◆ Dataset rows
++++++++

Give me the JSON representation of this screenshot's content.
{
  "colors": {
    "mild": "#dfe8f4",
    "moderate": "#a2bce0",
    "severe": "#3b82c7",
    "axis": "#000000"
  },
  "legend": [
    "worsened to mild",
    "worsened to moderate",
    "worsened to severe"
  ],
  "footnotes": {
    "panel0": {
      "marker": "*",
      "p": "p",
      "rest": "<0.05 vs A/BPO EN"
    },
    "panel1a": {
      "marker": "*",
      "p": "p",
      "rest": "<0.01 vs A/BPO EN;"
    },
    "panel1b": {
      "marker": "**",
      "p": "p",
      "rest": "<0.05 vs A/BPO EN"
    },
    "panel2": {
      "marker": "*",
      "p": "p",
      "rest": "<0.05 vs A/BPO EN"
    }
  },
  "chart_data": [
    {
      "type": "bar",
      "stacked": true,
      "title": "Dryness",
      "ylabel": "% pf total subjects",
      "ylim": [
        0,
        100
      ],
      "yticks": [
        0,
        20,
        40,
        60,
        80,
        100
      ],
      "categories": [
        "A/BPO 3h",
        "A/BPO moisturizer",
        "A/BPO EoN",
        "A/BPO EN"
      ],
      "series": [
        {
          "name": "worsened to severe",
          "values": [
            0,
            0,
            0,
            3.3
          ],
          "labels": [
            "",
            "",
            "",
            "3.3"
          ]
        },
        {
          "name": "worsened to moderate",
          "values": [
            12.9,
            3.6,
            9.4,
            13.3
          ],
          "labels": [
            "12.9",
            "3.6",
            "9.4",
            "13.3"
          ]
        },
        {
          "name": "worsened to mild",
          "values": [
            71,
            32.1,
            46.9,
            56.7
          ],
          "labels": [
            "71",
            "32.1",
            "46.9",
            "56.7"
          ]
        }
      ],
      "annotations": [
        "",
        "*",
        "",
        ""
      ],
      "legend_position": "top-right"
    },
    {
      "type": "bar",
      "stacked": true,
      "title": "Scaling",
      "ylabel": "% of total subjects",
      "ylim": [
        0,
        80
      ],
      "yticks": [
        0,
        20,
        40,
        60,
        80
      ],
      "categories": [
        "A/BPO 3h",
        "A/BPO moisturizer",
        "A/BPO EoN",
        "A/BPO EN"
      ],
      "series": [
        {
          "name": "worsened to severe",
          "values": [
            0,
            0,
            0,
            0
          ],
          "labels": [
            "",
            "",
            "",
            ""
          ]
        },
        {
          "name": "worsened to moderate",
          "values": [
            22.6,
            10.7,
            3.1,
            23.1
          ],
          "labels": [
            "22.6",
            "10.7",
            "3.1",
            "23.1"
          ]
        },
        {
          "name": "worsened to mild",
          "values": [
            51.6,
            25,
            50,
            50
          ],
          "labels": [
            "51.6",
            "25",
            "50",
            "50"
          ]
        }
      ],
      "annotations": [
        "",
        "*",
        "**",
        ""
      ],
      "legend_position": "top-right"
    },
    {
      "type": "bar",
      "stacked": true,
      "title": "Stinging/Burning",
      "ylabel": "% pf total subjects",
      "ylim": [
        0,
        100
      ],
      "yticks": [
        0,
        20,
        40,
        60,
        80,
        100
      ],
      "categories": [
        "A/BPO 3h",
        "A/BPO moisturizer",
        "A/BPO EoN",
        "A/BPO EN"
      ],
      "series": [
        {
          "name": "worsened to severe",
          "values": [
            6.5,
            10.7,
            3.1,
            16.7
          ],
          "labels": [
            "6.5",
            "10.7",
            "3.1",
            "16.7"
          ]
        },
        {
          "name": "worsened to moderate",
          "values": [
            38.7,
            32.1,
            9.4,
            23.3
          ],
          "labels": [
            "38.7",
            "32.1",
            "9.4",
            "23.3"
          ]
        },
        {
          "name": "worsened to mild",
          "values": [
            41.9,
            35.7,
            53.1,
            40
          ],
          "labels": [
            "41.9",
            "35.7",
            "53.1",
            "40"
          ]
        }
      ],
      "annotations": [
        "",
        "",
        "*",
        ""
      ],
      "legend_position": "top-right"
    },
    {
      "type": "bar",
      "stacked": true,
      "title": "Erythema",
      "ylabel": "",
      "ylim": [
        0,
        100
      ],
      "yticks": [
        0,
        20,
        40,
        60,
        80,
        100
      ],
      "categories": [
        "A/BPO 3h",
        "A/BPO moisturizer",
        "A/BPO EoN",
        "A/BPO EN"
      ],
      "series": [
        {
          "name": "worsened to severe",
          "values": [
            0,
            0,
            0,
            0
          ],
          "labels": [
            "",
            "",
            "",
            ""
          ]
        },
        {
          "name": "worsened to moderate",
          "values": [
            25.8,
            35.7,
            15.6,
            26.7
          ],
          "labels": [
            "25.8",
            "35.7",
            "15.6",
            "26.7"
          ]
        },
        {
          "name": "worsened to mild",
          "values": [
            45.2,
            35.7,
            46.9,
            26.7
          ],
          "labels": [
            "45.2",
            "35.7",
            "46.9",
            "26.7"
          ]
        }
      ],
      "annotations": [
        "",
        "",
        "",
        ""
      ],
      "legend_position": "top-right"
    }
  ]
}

++++++++

◆ Instruction
Nothing may be left out: return each entry exactly as it reads.

◆ Correct response
Give me the JSON representation of this screenshot's content.
{
  "colors": {
    "mild": "#dfe8f4",
    "moderate": "#a2bce0",
    "severe": "#3b82c7",
    "axis": "#000000"
  },
  "legend": [
    "worsened to mild",
    "worsened to moderate",
    "worsened to severe"
  ],
  "footnotes": {
    "panel0": {
      "marker": "*",
      "p": "p",
      "rest": "<0.05 vs A/BPO EN"
    },
    "panel1a": {
      "marker": "*",
      "p": "p",
      "rest": "<0.01 vs A/BPO EN;"
    },
    "panel1b": {
      "marker": "**",
      "p": "p",
      "rest": "<0.05 vs A/BPO EN"
    },
    "panel2": {
      "marker": "*",
      "p": "p",
      "rest": "<0.05 vs A/BPO EN"
    }
  },
  "chart_data": [
    {
      "type": "bar",
      "stacked": true,
      "title": "Dryness",
      "ylabel": "% pf total subjects",
      "ylim": [
        0,
        100
      ],
      "yticks": [
        0,
        20,
        40,
        60,
        80,
        100
      ],
      "categories": [
        "A/BPO 3h",
        "A/BPO moisturizer",
        "A/BPO EoN",
        "A/BPO EN"
      ],
      "series": [
        {
          "name": "worsened to severe",
          "values": [
            0,
            0,
            0,
            3.3
          ],
          "labels": [
            "",
            "",
            "",
            "3.3"
          ]
        },
        {
          "name": "worsened to moderate",
          "values": [
            12.9,
            3.6,
            9.4,
            13.3
          ],
          "labels": [
            "12.9",
            "3.6",
            "9.4",
            "13.3"
          ]
        },
        {
          "name": "worsened to mild",
          "values": [
            71,
            32.1,
            46.9,
            56.7
          ],
          "labels": [
            "71",
            "32.1",
            "46.9",
            "56.7"
          ]
        }
      ],
      "annotations": [
        "",
        "*",
        "",
        ""
      ],
      "legend_position": "top-right"
    },
    {
      "type": "bar",
      "stacked": true,
      "title": "Scaling",
      "ylabel": "% of total subjects",
      "ylim": [
        0,
        80
      ],
      "yticks": [
        0,
        20,
        40,
        60,
        80
      ],
      "categories": [
        "A/BPO 3h",
        "A/BPO moisturizer",
        "A/BPO EoN",
        "A/BPO EN"
      ],
      "series": [
        {
          "name": "worsened to severe",
          "values": [
            0,
            0,
            0,
            0
          ],
          "labels": [
            "",
            "",
            "",
            ""
          ]
        },
        {
          "name": "worsened to moderate",
          "values": [
            22.6,
            10.7,
            3.1,
            23.1
          ],
          "labels": [
            "22.6",
            "10.7",
            "3.1",
            "23.1"
          ]
        },
        {
          "name": "worsened to mild",
          "values": [
            51.6,
            25,
            50,
            50
          ],
          "labels": [
            "51.6",
            "25",
            "50",
            "50"
          ]
        }
      ],
      "annotations": [
        "",
        "*",
        "**",
        ""
      ],
      "legend_position": "top-right"
    },
    {
      "type": "bar",
      "stacked": true,
      "title": "Stinging/Burning",
      "ylabel": "% pf total subjects",
      "ylim": [
        0,
        100
      ],
      "yticks": [
        0,
        20,
        40,
        60,
        80,
        100
      ],
      "categories": [
        "A/BPO 3h",
        "A/BPO moisturizer",
        "A/BPO EoN",
        "A/BPO EN"
      ],
      "series": [
        {
          "name": "worsened to severe",
          "values": [
            6.5,
            10.7,
            3.1,
            16.7
          ],
          "labels": [
            "6.5",
            "10.7",
            "3.1",
            "16.7"
          ]
        },
        {
          "name": "worsened to moderate",
          "values": [
            38.7,
            32.1,
            9.4,
            23.3
          ],
          "labels": [
            "38.7",
            "32.1",
            "9.4",
            "23.3"
          ]
        },
        {
          "name": "worsened to mild",
          "values": [
            41.9,
            35.7,
            53.1,
            40
          ],
          "labels": [
            "41.9",
            "35.7",
            "53.1",
            "40"
          ]
        }
      ],
      "annotations": [
        "",
        "",
        "*",
        ""
      ],
      "legend_position": "top-right"
    },
    {
      "type": "bar",
      "stacked": true,
      "title": "Erythema",
      "ylabel": "",
      "ylim": [
        0,
        100
      ],
      "yticks": [
        0,
        20,
        40,
        60,
        80,
        100
      ],
      "categories": [
        "A/BPO 3h",
        "A/BPO moisturizer",
        "A/BPO EoN",
        "A/BPO EN"
      ],
      "series": [
        {
          "name": "worsened to severe",
          "values": [
            0,
            0,
            0,
            0
          ],
          "labels": [
            "",
            "",
            "",
            ""
          ]
        },
        {
          "name": "worsened to moderate",
          "values": [
            25.8,
            35.7,
            15.6,
            26.7
          ],
          "labels": [
            "25.8",
            "35.7",
            "15.6",
            "26.7"
          ]
        },
        {
          "name": "worsened to mild",
          "values": [
            45.2,
            35.7,
            46.9,
            26.7
          ],
          "labels": [
            "45.2",
            "35.7",
            "46.9",
            "26.7"
          ]
        }
      ],
      "annotations": [
        "",
        "",
        "",
        ""
      ],
      "legend_position": "top-right"
    }
  ]
}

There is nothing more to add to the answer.